▶ **AIM A**
Answer these questions about the floor corker thread, one line each, with answers marked the same way:
(i) What price is given for the new stainless steel fermenter?
(ii) In which department of the store did Runningwolf find thick rubber mats?
(iii) What kind of floor does LoneStarLori's corker slide on?
▶ **AIM B**
Extend the floor corker thread, starting right after its last line.

** Begin EXTRACTED TEXT **

I'm going to check Grainger for some rubber pads. But the floor isn't really that special, it's cheap Home Depot "flooring" (1/4 laminate veneer) over a particle board base in a basement. It's in "my office", which is really my home bar. 




cimbaliw said:


> Say, isn't that a stainless steel conical fermenter in the floor corker image? Congratulations on both. I'm still living off of my two hand corker.



Yes, that's my new fermenter, from ssbrewtech.com. I have an apple wine in there right now. So far, I'm fairly pleased with it, for the price ($225). Will probably post a full review once I've done a couple of batches with it.
.
​


----------



## jumby (Dec 5, 2014)

Well worth the added expense!


----------



## Runningwolf (Dec 5, 2014)

I got some thick rubber mats at home depot in there flooring department that would even save an empty carboy if it fell on it. When you get them leave them outside for a week to air out, otherwise your house will smell like burnt rubber.


----------



## bkisel (Dec 5, 2014)

Wow! That sure is one squared away work space. Good for you.


----------



## LoneStarLori (Dec 5, 2014)

I got mine several weeks ago but just used it for the first time last night. All I can say is WOW! I didn't think the hand corker was that bad but decided to treat myself to the burgundy one from EC Kraus. http://www.eckraus.com/winery-grade-floor-corker.html. 
This is one of those thing that makes you slap your forehead and say "why didn't I do this before?'. It's so easy, even a husband can do it. 

I will put some rubber on the legs though. It slides a bit on my tile floor.


----------



## Jericurl (Dec 5, 2014)

Manthing is the official corker around here.

We've been using the handheld since I started.
He's never liked it all that much. The one we have seems to need adjustment and tinkering all the time. And try as he might, we can't get through an entire batch without it pinching off at least one or two cork tips.
The last time we used it I thought he was going to hurl it across the room in frustration.
So I bought a floor corker. It's actually ready for me to pickup now, I'm just on vacation and I get everything shipped to work. I'm afraid if I walk in there and they see me I'll be put to work!
I can't wait to get it home and try it out though.
I think I'm going to name her Vera.


----------



## LoneStarLori (Dec 5, 2014)

** End EXTRACTED TEXT **
** Begin RECORDED DATA **

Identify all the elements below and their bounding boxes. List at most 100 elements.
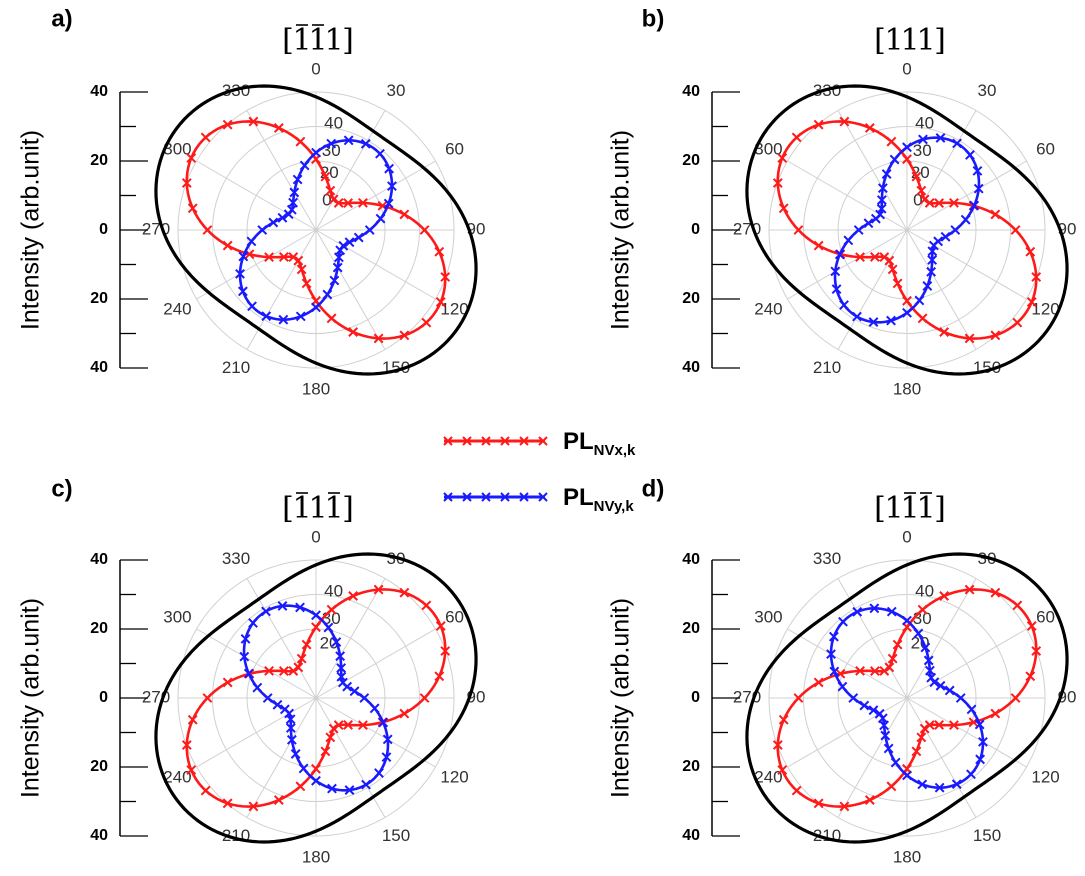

** End RECORDED DATA **

▶ **OUTPUT A**
(i) $225
(ii) The flooring department at Home Depot
(iii) A tile floor

▶ **OUTPUT B**
Oh just go in there and get it and tell them you're on a mission and you have to leave right away. Can you think of anything better to do while you're on vacation than bottle wine?

Vera, lol


----------



## ericcif (Dec 5, 2014)

LoneStarLori said:


> Oh just go in there and get it and tell them you're on a mission and you have to leave right away. Can you think of anything better to do while you're on vacation than bottle wine?
> 
> Vera, lol



Yup, drinking wine. I got the Italian floor corker and glad I did, also got the capping attachment that makes beer bottling a breeze.


----------



## Jericurl (Dec 8, 2014)

Just used Vera for the first time.

I'm in love.


----------



## Kraffty (Dec 8, 2014)

I just got the burgundy model that Lori also has and have an odd occasional "hang up" with it. Maybe 2 or 3 times out of 30 bottles it would kind of jam or freeze at the point where the cork is fully compressed and ready to go into the bottle. It almost feels like the bottle is not aligned and the cork is hitting the edge. I just had to lift the lever, leave the same cork in and pull it a second time and it went on in. Anyone else have something similar when using this?
I do love it though compared to the double lever.
Mike


----------



## NorCal (Dec 8, 2014)

Having just bought a used Ferrari, I think care and maintenance on corkers is overlooked. I plan on cleaning mine with every use and taking it apart cleaning and lubing it after every season.


----------



## Runningwolf (Dec 8, 2014)

NorCal said:


> Having just bought a used Ferrari, I think care and maintenance on corkers is overlooked. I plan on cleaning mine with every use and taking it apart cleaning and lubing it after every season.



Be careful what you use. Too many people use a meta/citric solution for sanitizing the corker. This solution is highly corrosive and rusts out the corkers in no time. I sanitize my jaws and plunger with alcohol.


----------



## chris400 (Dec 8, 2014)

glad you said that i need to use alchaol to to clean mine i didnt think bout rust....u still dip your corks in meta or use them dry


----------



## Just-a-Guy (Dec 8, 2014)

Me and The Boy racked over a couple of young wines tonight - a pear and a grape (Trader Joe's organic juice). These are young but we had extra for topping up and I figured I'd bottle a couple of 375's, refrigerate, and taste, to see if they need backsweetening (like my wines mostly dry). Had a lot of fun, The Boy did the corking with the floor corker. Did this all with the AIO, and it went so fast I had to work to keep up with it. Needed to adjust it a bit, but got it down. Just felt like posting a pic. Enjoying this!


----------



## Runningwolf (Dec 8, 2014)

chris400 said:


> glad you said that i need to use alchaol to to clean mine i didnt think bout rust....u still dip your corks in meta or use them dry



Please never soak your corks if you're using a floor corker. Just insert right out of the bag.


----------



## Jericurl (Dec 8, 2014)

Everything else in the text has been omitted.